__EXERCISE DETAILS__
Each line that contains the string "sofregit" counts once; report how many such lines appear in the data, as a number only.

___ INFORMATION GIVEN ___

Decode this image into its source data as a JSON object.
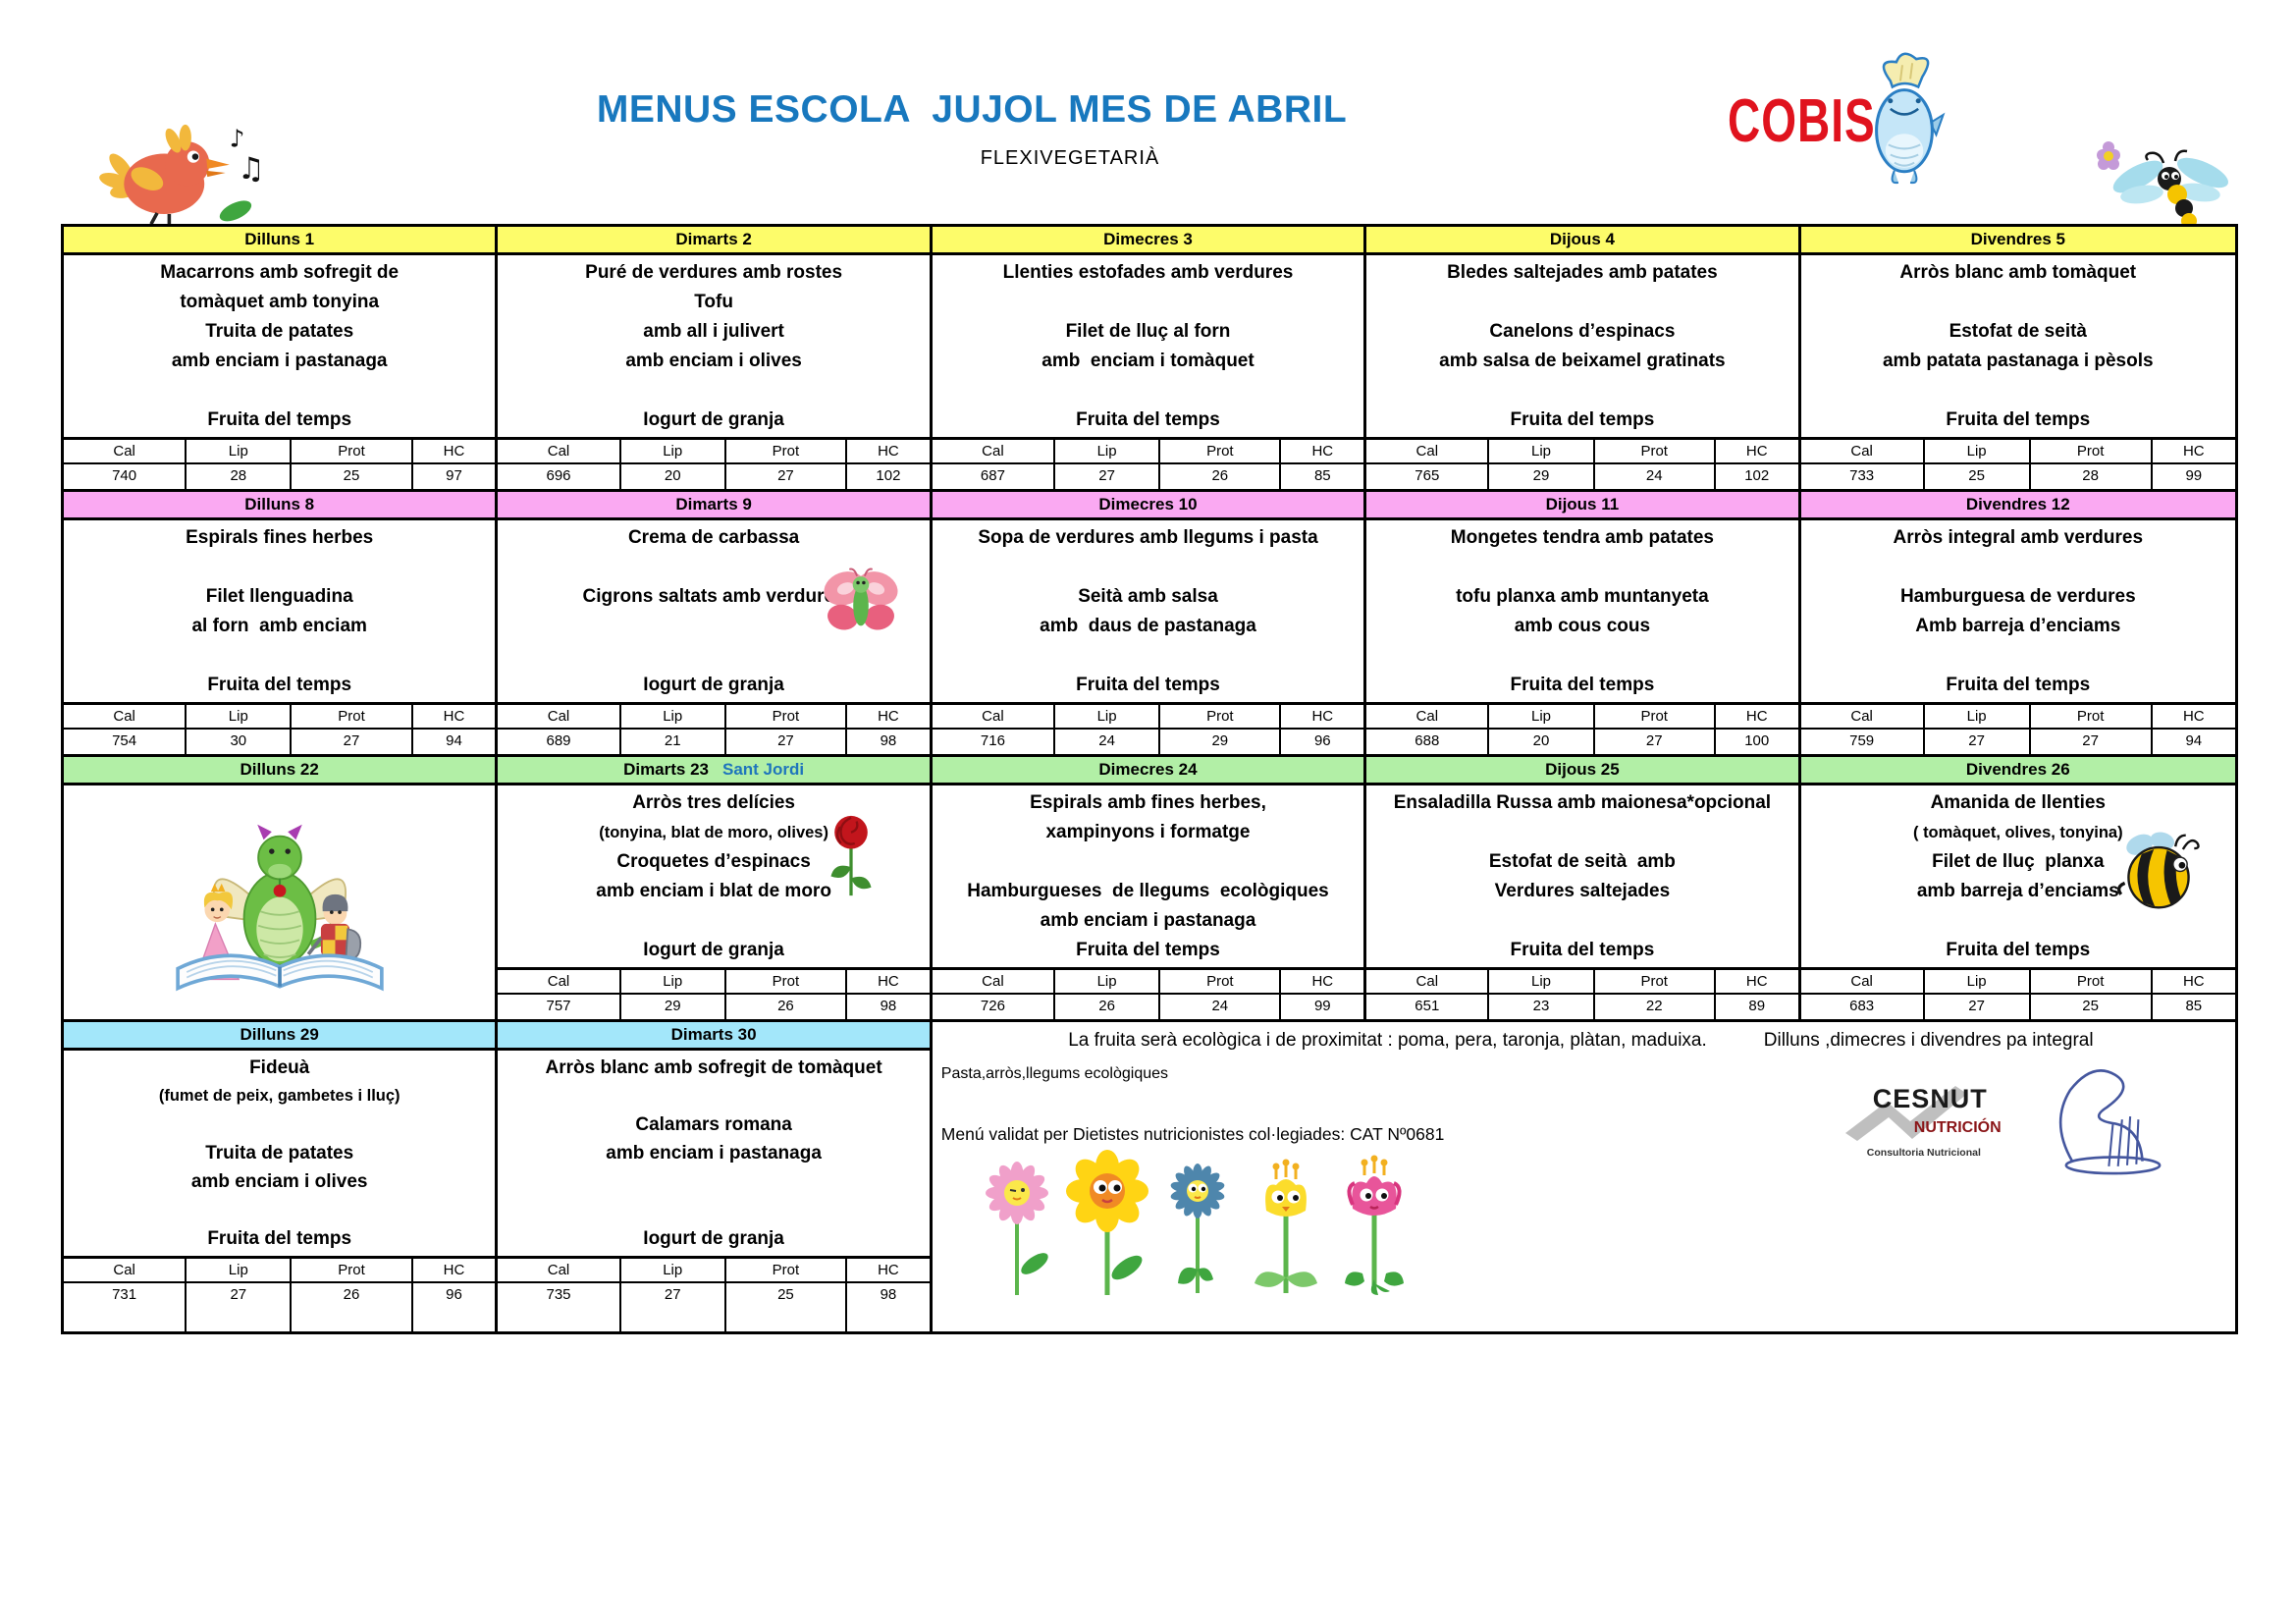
{
  "page": {
    "title": "MENUS ESCOLA  JUJOL MES DE ABRIL",
    "subtitle": "FLEXIVEGETARIÀ"
  },
  "brand": {
    "name": "COBISA",
    "color": "#E0131E"
  },
  "colors": {
    "title_blue": "#1878BE",
    "sant_jordi_blue": "#1F75BC",
    "week1_yellow": "#FDFC6A",
    "week2_pink": "#FAA9F2",
    "week3_green": "#B2EFA6",
    "week4_cyan": "#A3E7FA"
  },
  "header_mascots": [
    "bird-singing-icon",
    "fish-chef-mascot-icon",
    "dragonfly-icon"
  ],
  "nutrition_labels": [
    "Cal",
    "Lip",
    "Prot",
    "HC"
  ],
  "weeks": [
    {
      "theme": "#FDFC6A",
      "days": [
        {
          "label": "Dilluns 1",
          "lines": [
            "Macarrons amb sofregit de",
            "tomàquet amb tonyina",
            "Truita de patates",
            "amb enciam i pastanaga",
            "",
            "Fruita del temps"
          ],
          "nutrition": [
            "740",
            "28",
            "25",
            "97"
          ]
        },
        {
          "label": "Dimarts 2",
          "lines": [
            "Puré de verdures amb rostes",
            "Tofu",
            "amb all i julivert",
            "amb enciam i olives",
            "",
            "Iogurt de granja"
          ],
          "nutrition": [
            "696",
            "20",
            "27",
            "102"
          ]
        },
        {
          "label": "Dimecres 3",
          "lines": [
            "Llenties estofades amb verdures",
            "",
            "Filet de lluç al forn",
            "amb  enciam i tomàquet",
            "",
            "Fruita del temps"
          ],
          "nutrition": [
            "687",
            "27",
            "26",
            "85"
          ]
        },
        {
          "label": "Dijous 4",
          "lines": [
            "Bledes saltejades amb patates",
            "",
            "Canelons d’espinacs",
            "amb salsa de beixamel gratinats",
            "",
            "Fruita del temps"
          ],
          "nutrition": [
            "765",
            "29",
            "24",
            "102"
          ]
        },
        {
          "label": "Divendres 5",
          "lines": [
            "Arròs blanc amb tomàquet",
            "",
            "Estofat de seità",
            "amb patata pastanaga i pèsols",
            "",
            "Fruita del temps"
          ],
          "nutrition": [
            "733",
            "25",
            "28",
            "99"
          ]
        }
      ]
    },
    {
      "theme": "#FAA9F2",
      "days": [
        {
          "label": "Dilluns 8",
          "lines": [
            "Espirals fines herbes",
            "",
            "Filet llenguadina",
            "al forn  amb enciam",
            "",
            "Fruita del temps"
          ],
          "nutrition": [
            "754",
            "30",
            "27",
            "94"
          ]
        },
        {
          "label": "Dimarts 9",
          "icon": "butterfly",
          "lines": [
            "Crema de carbassa",
            "",
            "Cigrons saltats amb verdures",
            "",
            "",
            "Iogurt de granja"
          ],
          "nutrition": [
            "689",
            "21",
            "27",
            "98"
          ]
        },
        {
          "label": "Dimecres 10",
          "lines": [
            "Sopa de verdures amb llegums i pasta",
            "",
            "Seità amb salsa",
            "amb  daus de pastanaga",
            "",
            "Fruita del temps"
          ],
          "nutrition": [
            "716",
            "24",
            "29",
            "96"
          ]
        },
        {
          "label": "Dijous 11",
          "lines": [
            "Mongetes tendra amb patates",
            "",
            "tofu planxa amb muntanyeta",
            "amb cous cous",
            "",
            "Fruita del temps"
          ],
          "nutrition": [
            "688",
            "20",
            "27",
            "100"
          ]
        },
        {
          "label": "Divendres 12",
          "lines": [
            "Arròs integral amb verdures",
            "",
            "Hamburguesa de verdures",
            "Amb barreja d’enciams",
            "",
            "Fruita del temps"
          ],
          "nutrition": [
            "759",
            "27",
            "27",
            "94"
          ]
        }
      ]
    },
    {
      "theme": "#B2EFA6",
      "days": [
        {
          "label": "Dilluns 22",
          "image": "sant-jordi",
          "lines": [],
          "nutrition": null
        },
        {
          "label": "Dimarts 23",
          "label_suffix": "Sant Jordi",
          "icon": "rose",
          "lines": [
            "Arròs tres delícies",
            "(tonyina, blat de moro, olives)",
            "Croquetes d’espinacs",
            "amb enciam i blat de moro",
            "",
            "Iogurt de granja"
          ],
          "nutrition": [
            "757",
            "29",
            "26",
            "98"
          ]
        },
        {
          "label": "Dimecres 24",
          "lines": [
            "Espirals amb fines herbes,",
            "xampinyons i formatge",
            "",
            "Hamburgueses  de llegums  ecològiques",
            "amb enciam i pastanaga",
            "Fruita del temps"
          ],
          "nutrition": [
            "726",
            "26",
            "24",
            "99"
          ]
        },
        {
          "label": "Dijous 25",
          "lines": [
            "Ensaladilla Russa amb maionesa*opcional",
            "",
            "Estofat de seità  amb",
            "Verdures saltejades",
            "",
            "Fruita del temps"
          ],
          "nutrition": [
            "651",
            "23",
            "22",
            "89"
          ]
        },
        {
          "label": "Divendres 26",
          "icon": "bee",
          "lines": [
            "Amanida de llenties",
            "( tomàquet, olives, tonyina)",
            "Filet de lluç  planxa",
            "amb barreja d’enciams",
            "",
            "Fruita del temps"
          ],
          "nutrition": [
            "683",
            "27",
            "25",
            "85"
          ]
        }
      ]
    },
    {
      "theme": "#A3E7FA",
      "days": [
        {
          "label": "Dilluns 29",
          "lines": [
            "Fideuà",
            "(fumet de peix, gambetes i lluç)",
            "",
            "Truita de patates",
            "amb enciam i olives",
            "",
            "Fruita del temps"
          ],
          "nutrition": [
            "731",
            "27",
            "26",
            "96"
          ]
        },
        {
          "label": "Dimarts 30",
          "lines": [
            "Arròs blanc amb sofregit de tomàquet",
            "",
            "Calamars romana",
            "amb enciam i pastanaga",
            "",
            "",
            "Iogurt de granja"
          ],
          "nutrition": [
            "735",
            "27",
            "25",
            "98"
          ]
        }
      ]
    }
  ],
  "notes": {
    "line1": "La fruita serà ecològica i de proximitat : poma, pera, taronja, plàtan, maduixa.",
    "line1b": "Dilluns ,dimecres i divendres pa integral",
    "line2": "Pasta,arròs,llegums ecològiques",
    "line3": "Menú validat per Dietistes nutricionistes col·legiades: CAT Nº0681",
    "cesnut": {
      "name": "CESNUT",
      "sub": "NUTRICIÓN",
      "tagline": "Consultoria Nutricional"
    }
  }
}
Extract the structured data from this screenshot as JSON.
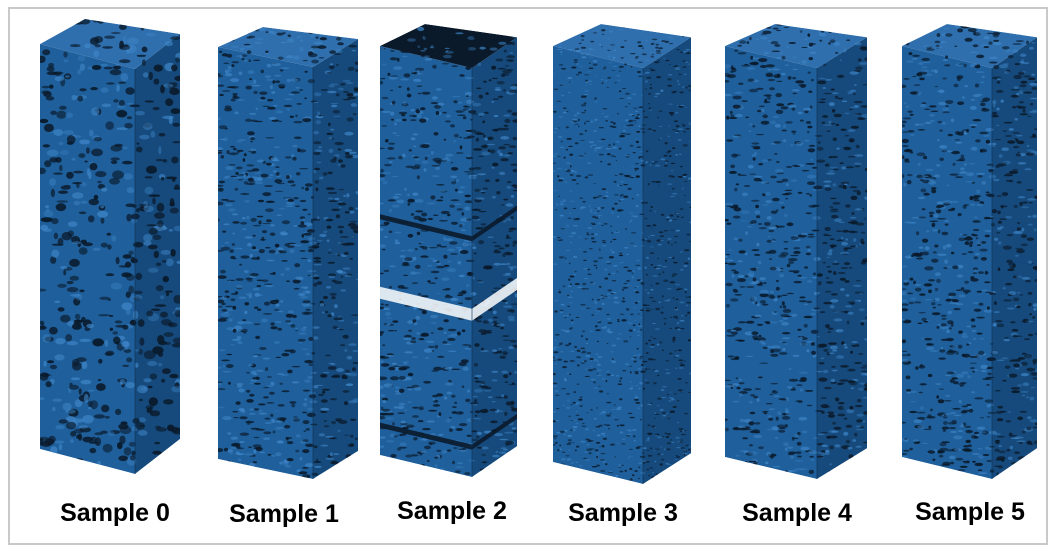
{
  "figure": {
    "samples": [
      {
        "label": "Sample 0",
        "gap": false,
        "porosity_style": "coarse"
      },
      {
        "label": "Sample 1",
        "gap": false,
        "porosity_style": "layered"
      },
      {
        "label": "Sample 2",
        "gap": true,
        "porosity_style": "stacked"
      },
      {
        "label": "Sample 3",
        "gap": false,
        "porosity_style": "fine"
      },
      {
        "label": "Sample 4",
        "gap": false,
        "porosity_style": "layered"
      },
      {
        "label": "Sample 5",
        "gap": false,
        "porosity_style": "layered"
      }
    ],
    "colors": {
      "face_front": "#1f5f9b",
      "face_side": "#164a7c",
      "face_top": "#2f6fae",
      "pore": "#0a1a2b",
      "highlight": "#3f86c8",
      "frame_border": "#c9c9c9"
    }
  }
}
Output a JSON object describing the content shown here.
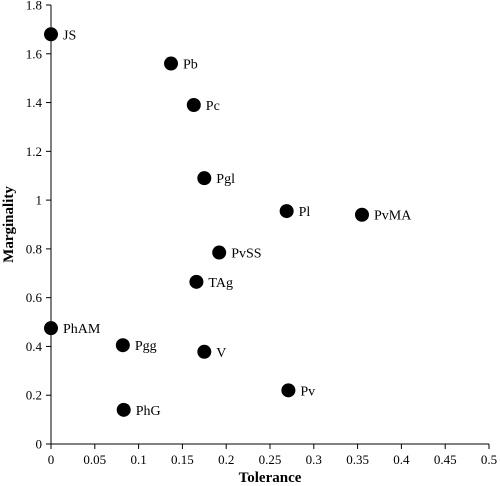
{
  "chart_data": {
    "type": "scatter",
    "title": "",
    "xlabel": "Tolerance",
    "ylabel": "Marginality",
    "xlim": [
      0,
      0.5
    ],
    "ylim": [
      0,
      1.8
    ],
    "grid": false,
    "legend": "none",
    "x_ticks": [
      "0",
      "0.05",
      "0.1",
      "0.15",
      "0.2",
      "0.25",
      "0.3",
      "0.35",
      "0.4",
      "0.45",
      "0.5"
    ],
    "y_ticks": [
      "0",
      "0.2",
      "0.4",
      "0.6",
      "0.8",
      "1",
      "1.2",
      "1.4",
      "1.6",
      "1.8"
    ],
    "marker_color": "#000000",
    "points": [
      {
        "label": "JS",
        "x": 0.0,
        "y": 1.68
      },
      {
        "label": "Pb",
        "x": 0.137,
        "y": 1.56
      },
      {
        "label": "Pc",
        "x": 0.163,
        "y": 1.39
      },
      {
        "label": "Pgl",
        "x": 0.175,
        "y": 1.09
      },
      {
        "label": "Pl",
        "x": 0.269,
        "y": 0.955
      },
      {
        "label": "PvMA",
        "x": 0.355,
        "y": 0.94
      },
      {
        "label": "PvSS",
        "x": 0.192,
        "y": 0.785
      },
      {
        "label": "TAg",
        "x": 0.166,
        "y": 0.665
      },
      {
        "label": "PhAM",
        "x": 0.0,
        "y": 0.475
      },
      {
        "label": "Pgg",
        "x": 0.082,
        "y": 0.405
      },
      {
        "label": "V",
        "x": 0.175,
        "y": 0.378
      },
      {
        "label": "Pv",
        "x": 0.271,
        "y": 0.22
      },
      {
        "label": "PhG",
        "x": 0.083,
        "y": 0.14
      }
    ]
  }
}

___

__COMPLETE ANSWER__
2